▶ [Given request]:
Please determine how many lines of the material include the word "Ingesta", and respond with nothing but that number.

▶ [Given information]:

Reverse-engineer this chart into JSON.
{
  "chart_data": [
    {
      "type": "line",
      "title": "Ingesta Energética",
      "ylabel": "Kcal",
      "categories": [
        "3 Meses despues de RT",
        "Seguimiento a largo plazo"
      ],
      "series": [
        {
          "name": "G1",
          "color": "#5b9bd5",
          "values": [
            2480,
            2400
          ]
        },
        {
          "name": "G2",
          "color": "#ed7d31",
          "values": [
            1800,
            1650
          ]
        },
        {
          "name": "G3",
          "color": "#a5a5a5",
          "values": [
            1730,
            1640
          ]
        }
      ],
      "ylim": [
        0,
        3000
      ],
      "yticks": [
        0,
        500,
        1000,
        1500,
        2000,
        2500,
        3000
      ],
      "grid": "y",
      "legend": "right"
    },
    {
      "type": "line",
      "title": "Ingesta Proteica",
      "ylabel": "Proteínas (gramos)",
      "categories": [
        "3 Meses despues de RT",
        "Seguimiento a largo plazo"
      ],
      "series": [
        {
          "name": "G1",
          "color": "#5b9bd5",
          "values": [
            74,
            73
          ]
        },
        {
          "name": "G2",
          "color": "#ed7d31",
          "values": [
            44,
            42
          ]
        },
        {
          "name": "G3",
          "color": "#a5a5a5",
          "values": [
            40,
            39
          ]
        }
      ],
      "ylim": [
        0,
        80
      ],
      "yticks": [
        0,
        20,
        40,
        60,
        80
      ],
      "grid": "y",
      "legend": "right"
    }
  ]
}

--

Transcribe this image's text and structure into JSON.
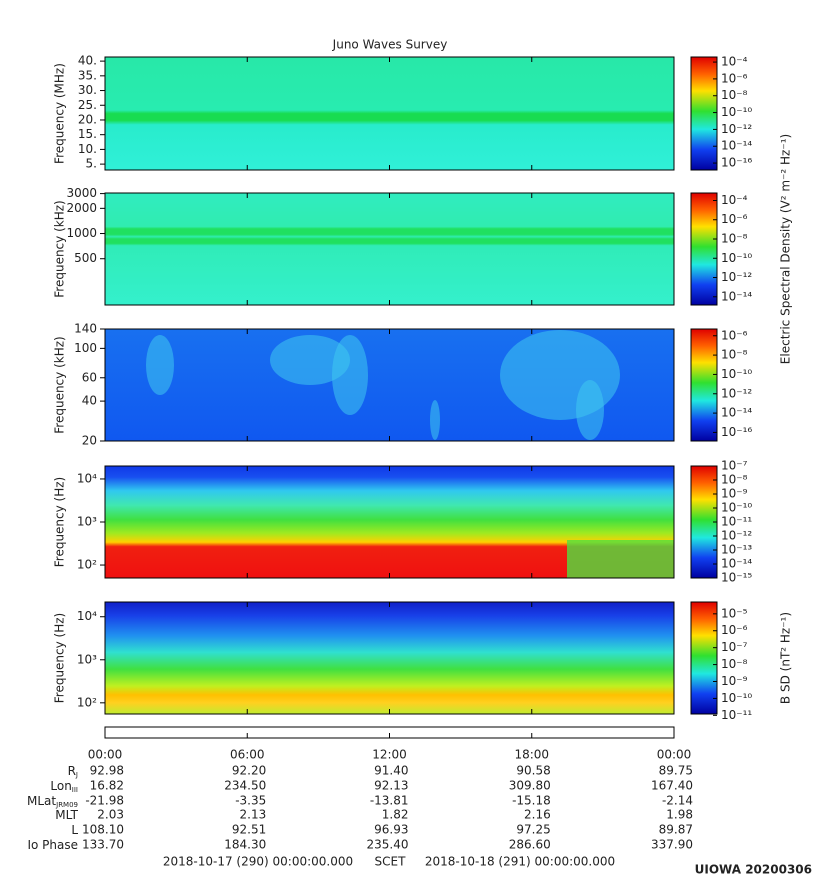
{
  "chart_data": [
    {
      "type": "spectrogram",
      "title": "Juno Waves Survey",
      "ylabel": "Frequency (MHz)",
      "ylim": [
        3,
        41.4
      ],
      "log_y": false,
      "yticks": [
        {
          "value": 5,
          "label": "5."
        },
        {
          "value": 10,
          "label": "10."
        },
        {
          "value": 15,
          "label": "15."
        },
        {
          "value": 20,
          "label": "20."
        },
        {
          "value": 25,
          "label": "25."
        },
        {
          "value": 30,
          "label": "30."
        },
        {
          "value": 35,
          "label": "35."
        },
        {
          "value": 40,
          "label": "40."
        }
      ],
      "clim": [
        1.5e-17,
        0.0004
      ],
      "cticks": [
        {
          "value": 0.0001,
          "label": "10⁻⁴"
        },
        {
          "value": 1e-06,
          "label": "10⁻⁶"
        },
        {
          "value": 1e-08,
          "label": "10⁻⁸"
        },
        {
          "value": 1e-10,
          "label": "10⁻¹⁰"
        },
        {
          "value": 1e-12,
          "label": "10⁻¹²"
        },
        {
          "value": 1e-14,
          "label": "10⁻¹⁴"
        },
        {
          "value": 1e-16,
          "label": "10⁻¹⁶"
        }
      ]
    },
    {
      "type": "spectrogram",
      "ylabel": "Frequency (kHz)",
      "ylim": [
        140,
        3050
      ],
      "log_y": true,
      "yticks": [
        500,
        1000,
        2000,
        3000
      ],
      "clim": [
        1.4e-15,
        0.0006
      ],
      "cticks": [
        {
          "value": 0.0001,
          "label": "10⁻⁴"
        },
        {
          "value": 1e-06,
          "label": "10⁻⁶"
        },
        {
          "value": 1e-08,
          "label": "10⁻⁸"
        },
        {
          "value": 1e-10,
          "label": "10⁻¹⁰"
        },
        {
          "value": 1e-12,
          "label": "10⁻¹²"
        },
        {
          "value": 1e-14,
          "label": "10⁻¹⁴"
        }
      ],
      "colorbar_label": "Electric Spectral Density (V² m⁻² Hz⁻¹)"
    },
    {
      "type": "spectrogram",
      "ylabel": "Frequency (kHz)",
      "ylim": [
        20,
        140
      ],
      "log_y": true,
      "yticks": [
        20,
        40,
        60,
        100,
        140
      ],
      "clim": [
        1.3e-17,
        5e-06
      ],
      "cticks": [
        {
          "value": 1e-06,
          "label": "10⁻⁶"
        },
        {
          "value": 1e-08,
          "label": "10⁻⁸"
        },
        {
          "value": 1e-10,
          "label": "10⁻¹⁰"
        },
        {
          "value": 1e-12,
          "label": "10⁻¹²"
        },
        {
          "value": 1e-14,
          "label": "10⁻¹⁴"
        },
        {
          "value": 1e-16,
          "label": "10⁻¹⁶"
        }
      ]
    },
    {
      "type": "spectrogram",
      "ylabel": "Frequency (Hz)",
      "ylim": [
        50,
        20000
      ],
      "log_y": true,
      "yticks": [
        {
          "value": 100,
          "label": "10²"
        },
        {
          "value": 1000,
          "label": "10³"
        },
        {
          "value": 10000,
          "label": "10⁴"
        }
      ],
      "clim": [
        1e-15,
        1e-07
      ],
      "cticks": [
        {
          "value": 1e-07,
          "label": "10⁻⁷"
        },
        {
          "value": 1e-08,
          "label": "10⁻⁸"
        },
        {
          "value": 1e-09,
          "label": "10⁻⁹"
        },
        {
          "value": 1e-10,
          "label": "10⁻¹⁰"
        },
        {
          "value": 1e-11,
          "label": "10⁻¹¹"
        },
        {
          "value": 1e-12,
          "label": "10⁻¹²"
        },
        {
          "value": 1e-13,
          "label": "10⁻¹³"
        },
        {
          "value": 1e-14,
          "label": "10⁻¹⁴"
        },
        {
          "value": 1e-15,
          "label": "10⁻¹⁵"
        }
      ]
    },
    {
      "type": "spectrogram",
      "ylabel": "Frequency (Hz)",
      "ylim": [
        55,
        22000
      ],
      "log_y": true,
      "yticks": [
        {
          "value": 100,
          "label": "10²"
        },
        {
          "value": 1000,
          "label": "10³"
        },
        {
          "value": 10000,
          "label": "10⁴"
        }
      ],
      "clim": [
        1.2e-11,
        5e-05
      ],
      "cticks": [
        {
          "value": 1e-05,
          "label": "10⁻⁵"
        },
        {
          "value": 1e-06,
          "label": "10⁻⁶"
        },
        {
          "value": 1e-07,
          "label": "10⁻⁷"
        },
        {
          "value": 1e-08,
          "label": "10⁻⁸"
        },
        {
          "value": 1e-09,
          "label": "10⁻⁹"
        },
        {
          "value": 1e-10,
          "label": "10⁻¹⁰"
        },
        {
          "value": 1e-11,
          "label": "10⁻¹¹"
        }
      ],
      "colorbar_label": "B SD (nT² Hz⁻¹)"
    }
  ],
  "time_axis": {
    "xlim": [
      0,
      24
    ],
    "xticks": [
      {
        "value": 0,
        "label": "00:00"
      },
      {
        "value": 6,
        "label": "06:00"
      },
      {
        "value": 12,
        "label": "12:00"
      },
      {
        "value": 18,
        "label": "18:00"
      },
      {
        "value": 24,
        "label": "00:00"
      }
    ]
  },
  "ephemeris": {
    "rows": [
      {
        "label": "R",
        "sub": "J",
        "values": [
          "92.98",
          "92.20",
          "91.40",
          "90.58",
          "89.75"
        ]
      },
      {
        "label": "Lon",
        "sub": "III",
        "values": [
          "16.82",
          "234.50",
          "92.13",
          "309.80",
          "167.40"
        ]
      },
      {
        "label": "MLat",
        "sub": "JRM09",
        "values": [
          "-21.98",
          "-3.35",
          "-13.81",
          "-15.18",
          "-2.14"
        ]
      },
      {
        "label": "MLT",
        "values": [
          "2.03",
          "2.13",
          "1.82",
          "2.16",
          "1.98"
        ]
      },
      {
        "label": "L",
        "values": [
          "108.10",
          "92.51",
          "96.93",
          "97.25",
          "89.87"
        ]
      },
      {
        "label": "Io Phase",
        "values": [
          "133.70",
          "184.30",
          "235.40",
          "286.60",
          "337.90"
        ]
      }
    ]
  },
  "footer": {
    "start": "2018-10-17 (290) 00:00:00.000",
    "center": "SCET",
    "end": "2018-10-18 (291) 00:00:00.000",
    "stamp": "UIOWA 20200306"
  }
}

==

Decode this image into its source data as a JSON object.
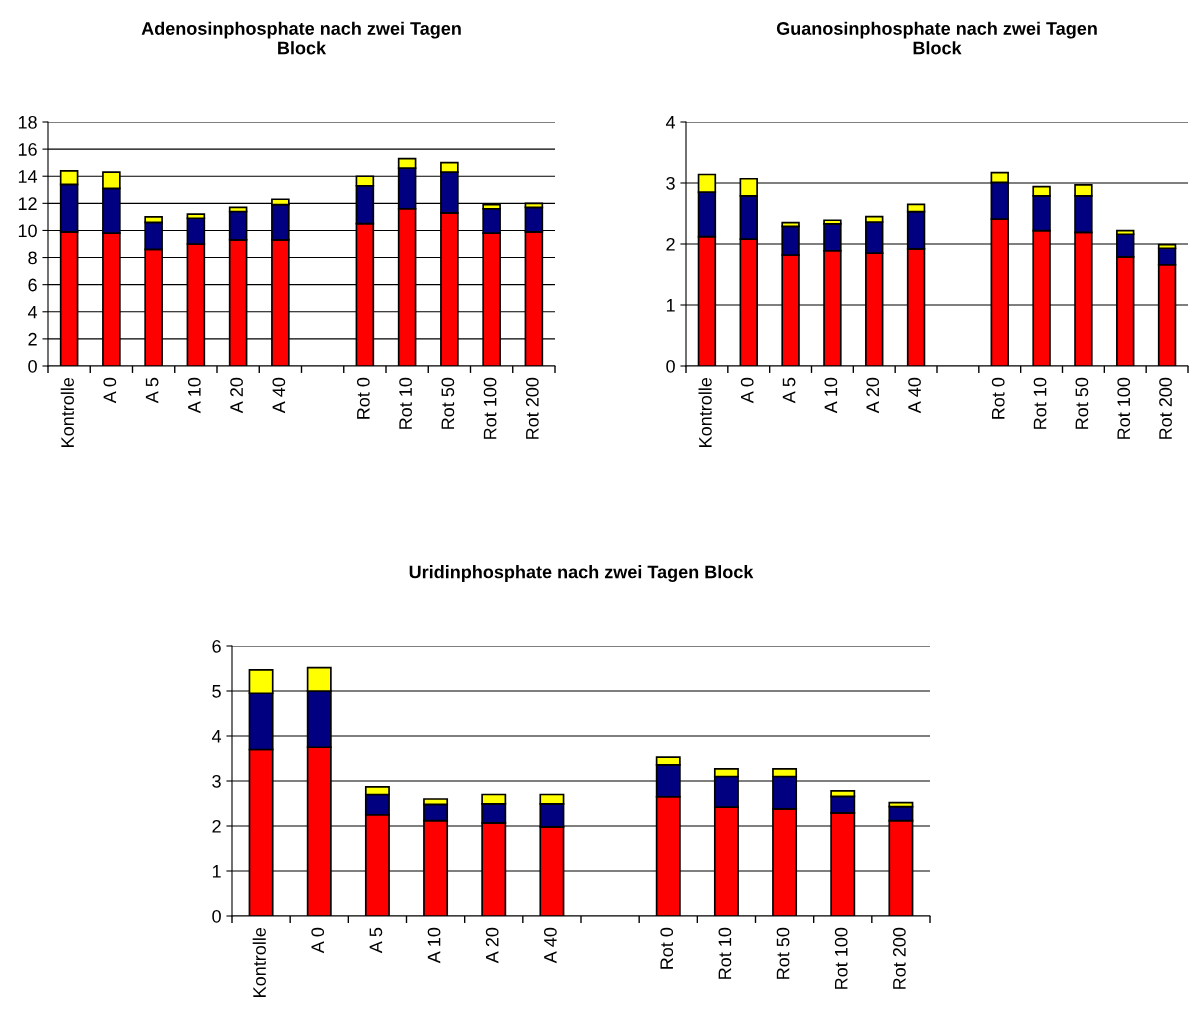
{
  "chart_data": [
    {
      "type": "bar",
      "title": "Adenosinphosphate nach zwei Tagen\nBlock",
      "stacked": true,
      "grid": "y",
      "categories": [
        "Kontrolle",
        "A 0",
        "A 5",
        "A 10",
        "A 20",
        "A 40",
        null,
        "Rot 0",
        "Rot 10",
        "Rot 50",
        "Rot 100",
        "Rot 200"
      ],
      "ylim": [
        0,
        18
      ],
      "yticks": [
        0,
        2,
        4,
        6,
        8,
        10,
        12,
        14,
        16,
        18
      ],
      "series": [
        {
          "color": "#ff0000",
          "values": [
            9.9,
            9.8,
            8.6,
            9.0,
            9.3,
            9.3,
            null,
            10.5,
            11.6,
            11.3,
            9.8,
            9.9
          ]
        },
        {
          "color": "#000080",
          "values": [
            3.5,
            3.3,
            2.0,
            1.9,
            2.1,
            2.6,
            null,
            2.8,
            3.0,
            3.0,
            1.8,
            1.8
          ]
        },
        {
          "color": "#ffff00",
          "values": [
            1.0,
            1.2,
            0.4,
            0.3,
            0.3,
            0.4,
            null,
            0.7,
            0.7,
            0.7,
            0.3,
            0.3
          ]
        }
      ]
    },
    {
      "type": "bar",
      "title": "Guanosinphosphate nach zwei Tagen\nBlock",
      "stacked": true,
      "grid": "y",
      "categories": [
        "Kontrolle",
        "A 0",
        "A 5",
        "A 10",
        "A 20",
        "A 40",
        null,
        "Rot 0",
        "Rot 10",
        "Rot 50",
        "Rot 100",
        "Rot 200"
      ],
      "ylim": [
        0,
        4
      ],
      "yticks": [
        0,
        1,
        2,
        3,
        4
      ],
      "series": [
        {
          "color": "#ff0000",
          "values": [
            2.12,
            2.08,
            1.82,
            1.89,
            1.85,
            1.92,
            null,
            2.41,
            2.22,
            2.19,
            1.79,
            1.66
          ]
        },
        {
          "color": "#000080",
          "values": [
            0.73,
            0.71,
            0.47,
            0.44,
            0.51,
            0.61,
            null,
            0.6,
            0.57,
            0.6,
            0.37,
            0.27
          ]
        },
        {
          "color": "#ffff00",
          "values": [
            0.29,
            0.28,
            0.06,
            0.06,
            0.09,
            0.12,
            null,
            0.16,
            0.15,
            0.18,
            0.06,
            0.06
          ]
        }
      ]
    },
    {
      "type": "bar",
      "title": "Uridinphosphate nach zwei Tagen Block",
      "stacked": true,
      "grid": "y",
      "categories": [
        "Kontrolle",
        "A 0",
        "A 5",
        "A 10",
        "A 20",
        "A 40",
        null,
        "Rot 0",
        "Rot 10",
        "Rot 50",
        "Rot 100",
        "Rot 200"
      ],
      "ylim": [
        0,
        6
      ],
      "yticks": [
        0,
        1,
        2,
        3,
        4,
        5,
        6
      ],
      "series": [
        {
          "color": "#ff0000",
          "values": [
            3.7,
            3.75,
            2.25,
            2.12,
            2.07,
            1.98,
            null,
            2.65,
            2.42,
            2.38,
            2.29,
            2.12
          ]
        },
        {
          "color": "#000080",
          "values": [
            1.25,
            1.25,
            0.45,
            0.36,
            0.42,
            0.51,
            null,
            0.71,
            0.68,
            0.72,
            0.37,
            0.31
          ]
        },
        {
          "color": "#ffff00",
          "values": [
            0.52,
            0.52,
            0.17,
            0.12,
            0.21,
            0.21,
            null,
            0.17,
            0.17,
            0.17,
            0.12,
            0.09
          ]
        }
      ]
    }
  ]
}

▶ [Solution for this exercise]:
2